## GOAL
Return each line that holds the word "value".

begin RECORDS FOR THIS EXERCISE

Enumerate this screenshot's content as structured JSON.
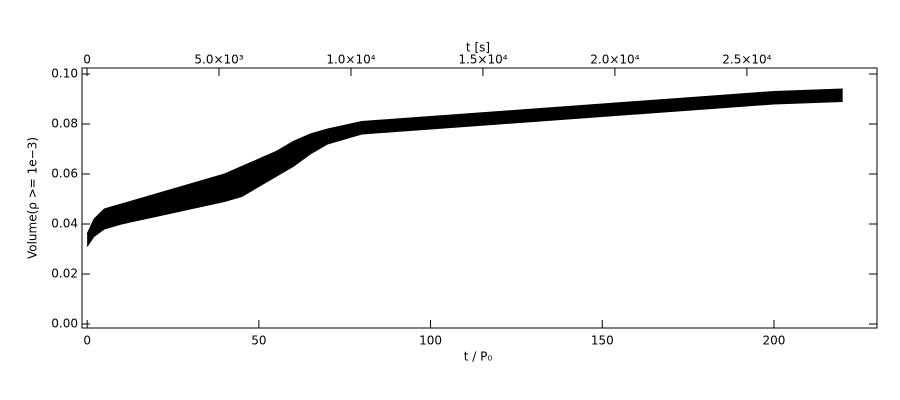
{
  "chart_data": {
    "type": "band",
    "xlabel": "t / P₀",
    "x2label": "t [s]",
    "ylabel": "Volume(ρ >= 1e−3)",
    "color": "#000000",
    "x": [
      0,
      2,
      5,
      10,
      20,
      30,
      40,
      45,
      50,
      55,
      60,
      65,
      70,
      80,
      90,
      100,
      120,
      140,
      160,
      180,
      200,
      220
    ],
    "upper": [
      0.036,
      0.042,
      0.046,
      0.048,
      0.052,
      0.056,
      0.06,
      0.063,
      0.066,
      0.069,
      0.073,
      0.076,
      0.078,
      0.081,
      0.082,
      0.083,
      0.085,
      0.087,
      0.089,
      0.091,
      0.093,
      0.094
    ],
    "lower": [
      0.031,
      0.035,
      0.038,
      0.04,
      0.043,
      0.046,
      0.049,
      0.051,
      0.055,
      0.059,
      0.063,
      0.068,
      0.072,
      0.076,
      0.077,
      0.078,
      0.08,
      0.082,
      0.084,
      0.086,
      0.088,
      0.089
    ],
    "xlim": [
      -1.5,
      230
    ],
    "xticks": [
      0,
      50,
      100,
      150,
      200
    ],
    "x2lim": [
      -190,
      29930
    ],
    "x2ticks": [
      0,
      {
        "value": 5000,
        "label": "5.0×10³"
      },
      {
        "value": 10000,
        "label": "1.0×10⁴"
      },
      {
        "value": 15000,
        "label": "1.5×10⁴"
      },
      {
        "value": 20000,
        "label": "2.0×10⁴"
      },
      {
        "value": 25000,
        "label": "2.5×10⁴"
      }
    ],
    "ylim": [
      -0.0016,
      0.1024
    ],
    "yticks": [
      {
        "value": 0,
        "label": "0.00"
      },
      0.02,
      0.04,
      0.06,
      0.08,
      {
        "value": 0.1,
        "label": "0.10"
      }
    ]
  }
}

end RECORDS FOR THIS EXERCISE

## WORKED ANSWER
        "value": 5000,
        "value": 10000,
        "value": 15000,
        "value": 20000,
        "value": 25000,
        "value": 0,
        "value": 0.1,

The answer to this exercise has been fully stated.